■ **Short exercise**
Write out every entry word for word.

■ **Material for this exercise**
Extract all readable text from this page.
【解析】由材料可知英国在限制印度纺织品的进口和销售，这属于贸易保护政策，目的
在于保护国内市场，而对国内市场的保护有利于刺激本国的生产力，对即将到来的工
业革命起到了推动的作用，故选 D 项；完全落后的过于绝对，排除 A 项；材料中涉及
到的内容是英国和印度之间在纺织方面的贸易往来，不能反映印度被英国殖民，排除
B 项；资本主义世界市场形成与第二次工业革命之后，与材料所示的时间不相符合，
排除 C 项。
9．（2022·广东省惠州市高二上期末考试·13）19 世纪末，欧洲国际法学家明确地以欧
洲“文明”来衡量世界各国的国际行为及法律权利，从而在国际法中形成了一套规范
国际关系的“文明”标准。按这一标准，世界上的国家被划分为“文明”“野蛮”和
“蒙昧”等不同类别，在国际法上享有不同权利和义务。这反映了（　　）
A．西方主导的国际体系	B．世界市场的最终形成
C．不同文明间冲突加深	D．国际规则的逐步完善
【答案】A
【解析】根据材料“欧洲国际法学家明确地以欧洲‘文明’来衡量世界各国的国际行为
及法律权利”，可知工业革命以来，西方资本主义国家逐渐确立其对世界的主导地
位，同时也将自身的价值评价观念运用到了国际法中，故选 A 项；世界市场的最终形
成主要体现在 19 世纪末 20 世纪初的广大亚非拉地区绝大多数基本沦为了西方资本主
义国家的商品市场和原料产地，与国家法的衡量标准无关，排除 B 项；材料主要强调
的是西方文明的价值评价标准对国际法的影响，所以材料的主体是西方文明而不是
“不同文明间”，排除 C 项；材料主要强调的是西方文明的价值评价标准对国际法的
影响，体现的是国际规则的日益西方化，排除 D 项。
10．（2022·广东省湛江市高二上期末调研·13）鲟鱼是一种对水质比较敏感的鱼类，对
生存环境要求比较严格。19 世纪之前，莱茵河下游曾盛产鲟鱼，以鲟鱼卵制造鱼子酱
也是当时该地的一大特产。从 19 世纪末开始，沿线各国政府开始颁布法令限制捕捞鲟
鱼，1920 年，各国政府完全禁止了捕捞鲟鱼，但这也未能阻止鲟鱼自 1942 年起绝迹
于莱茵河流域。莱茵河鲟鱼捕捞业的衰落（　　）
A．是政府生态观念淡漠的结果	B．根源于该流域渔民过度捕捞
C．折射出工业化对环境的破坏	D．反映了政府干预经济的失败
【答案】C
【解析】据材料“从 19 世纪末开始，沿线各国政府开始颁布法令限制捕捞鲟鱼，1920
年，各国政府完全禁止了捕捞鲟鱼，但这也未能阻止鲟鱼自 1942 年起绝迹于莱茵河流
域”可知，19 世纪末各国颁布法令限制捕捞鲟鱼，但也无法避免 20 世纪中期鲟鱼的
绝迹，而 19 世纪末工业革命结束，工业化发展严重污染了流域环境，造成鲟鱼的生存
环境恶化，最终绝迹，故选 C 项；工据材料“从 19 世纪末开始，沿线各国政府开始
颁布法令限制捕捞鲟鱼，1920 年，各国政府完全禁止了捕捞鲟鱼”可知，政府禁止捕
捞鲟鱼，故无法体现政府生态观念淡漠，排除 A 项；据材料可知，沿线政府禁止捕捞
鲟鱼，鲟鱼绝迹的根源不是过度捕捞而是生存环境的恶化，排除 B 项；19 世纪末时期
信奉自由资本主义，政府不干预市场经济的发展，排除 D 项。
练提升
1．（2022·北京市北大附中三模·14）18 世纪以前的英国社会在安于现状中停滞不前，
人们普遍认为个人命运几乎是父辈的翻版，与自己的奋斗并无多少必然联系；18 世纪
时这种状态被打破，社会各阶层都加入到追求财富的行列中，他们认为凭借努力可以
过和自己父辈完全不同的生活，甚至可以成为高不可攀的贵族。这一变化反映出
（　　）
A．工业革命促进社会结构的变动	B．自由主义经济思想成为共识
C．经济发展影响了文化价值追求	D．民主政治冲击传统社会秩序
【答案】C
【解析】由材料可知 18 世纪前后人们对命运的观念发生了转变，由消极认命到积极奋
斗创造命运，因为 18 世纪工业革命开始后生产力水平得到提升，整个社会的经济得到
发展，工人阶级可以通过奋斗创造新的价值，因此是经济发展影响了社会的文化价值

■ **Answer for this exercise**
Extract all readable text from this page.
【解析】由材料可知英国在限制印度纺织品的进口和销售，这属于贸易保护政策，目的
在于保护国内市场，而对国内市场的保护有利于刺激本国的生产力，对即将到来的工
业革命起到了推动的作用，故选 D 项；完全落后的过于绝对，排除 A 项；材料中涉及
到的内容是英国和印度之间在纺织方面的贸易往来，不能反映印度被英国殖民，排除
B 项；资本主义世界市场形成与第二次工业革命之后，与材料所示的时间不相符合，
排除 C 项。
9．（2022·广东省惠州市高二上期末考试·13）19 世纪末，欧洲国际法学家明确地以欧
洲“文明”来衡量世界各国的国际行为及法律权利，从而在国际法中形成了一套规范
国际关系的“文明”标准。按这一标准，世界上的国家被划分为“文明”“野蛮”和
“蒙昧”等不同类别，在国际法上享有不同权利和义务。这反映了（　　）
A．西方主导的国际体系	B．世界市场的最终形成
C．不同文明间冲突加深	D．国际规则的逐步完善
【答案】A
【解析】根据材料“欧洲国际法学家明确地以欧洲‘文明’来衡量世界各国的国际行为
及法律权利”，可知工业革命以来，西方资本主义国家逐渐确立其对世界的主导地
位，同时也将自身的价值评价观念运用到了国际法中，故选 A 项；世界市场的最终形
成主要体现在 19 世纪末 20 世纪初的广大亚非拉地区绝大多数基本沦为了西方资本主
义国家的商品市场和原料产地，与国家法的衡量标准无关，排除 B 项；材料主要强调
的是西方文明的价值评价标准对国际法的影响，所以材料的主体是西方文明而不是
“不同文明间”，排除 C 项；材料主要强调的是西方文明的价值评价标准对国际法的
影响，体现的是国际规则的日益西方化，排除 D 项。
10．（2022·广东省湛江市高二上期末调研·13）鲟鱼是一种对水质比较敏感的鱼类，对
生存环境要求比较严格。19 世纪之前，莱茵河下游曾盛产鲟鱼，以鲟鱼卵制造鱼子酱
也是当时该地的一大特产。从 19 世纪末开始，沿线各国政府开始颁布法令限制捕捞鲟
鱼，1920 年，各国政府完全禁止了捕捞鲟鱼，但这也未能阻止鲟鱼自 1942 年起绝迹
于莱茵河流域。莱茵河鲟鱼捕捞业的衰落（　　）
A．是政府生态观念淡漠的结果	B．根源于该流域渔民过度捕捞
C．折射出工业化对环境的破坏	D．反映了政府干预经济的失败
【答案】C
【解析】据材料“从 19 世纪末开始，沿线各国政府开始颁布法令限制捕捞鲟鱼，1920
年，各国政府完全禁止了捕捞鲟鱼，但这也未能阻止鲟鱼自 1942 年起绝迹于莱茵河流
域”可知，19 世纪末各国颁布法令限制捕捞鲟鱼，但也无法避免 20 世纪中期鲟鱼的
绝迹，而 19 世纪末工业革命结束，工业化发展严重污染了流域环境，造成鲟鱼的生存
环境恶化，最终绝迹，故选 C 项；工据材料“从 19 世纪末开始，沿线各国政府开始
颁布法令限制捕捞鲟鱼，1920 年，各国政府完全禁止了捕捞鲟鱼”可知，政府禁止捕
捞鲟鱼，故无法体现政府生态观念淡漠，排除 A 项；据材料可知，沿线政府禁止捕捞
鲟鱼，鲟鱼绝迹的根源不是过度捕捞而是生存环境的恶化，排除 B 项；19 世纪末时期
信奉自由资本主义，政府不干预市场经济的发展，排除 D 项。
练提升
1．（2022·北京市北大附中三模·14）18 世纪以前的英国社会在安于现状中停滞不前，
人们普遍认为个人命运几乎是父辈的翻版，与自己的奋斗并无多少必然联系；18 世纪
时这种状态被打破，社会各阶层都加入到追求财富的行列中，他们认为凭借努力可以
过和自己父辈完全不同的生活，甚至可以成为高不可攀的贵族。这一变化反映出
（　　）
A．工业革命促进社会结构的变动	B．自由主义经济思想成为共识
C．经济发展影响了文化价值追求	D．民主政治冲击传统社会秩序
【答案】C
【解析】由材料可知 18 世纪前后人们对命运的观念发生了转变，由消极认命到积极奋
斗创造命运，因为 18 世纪工业革命开始后生产力水平得到提升，整个社会的经济得到
发展，工人阶级可以通过奋斗创造新的价值，因此是经济发展影响了社会的文化价值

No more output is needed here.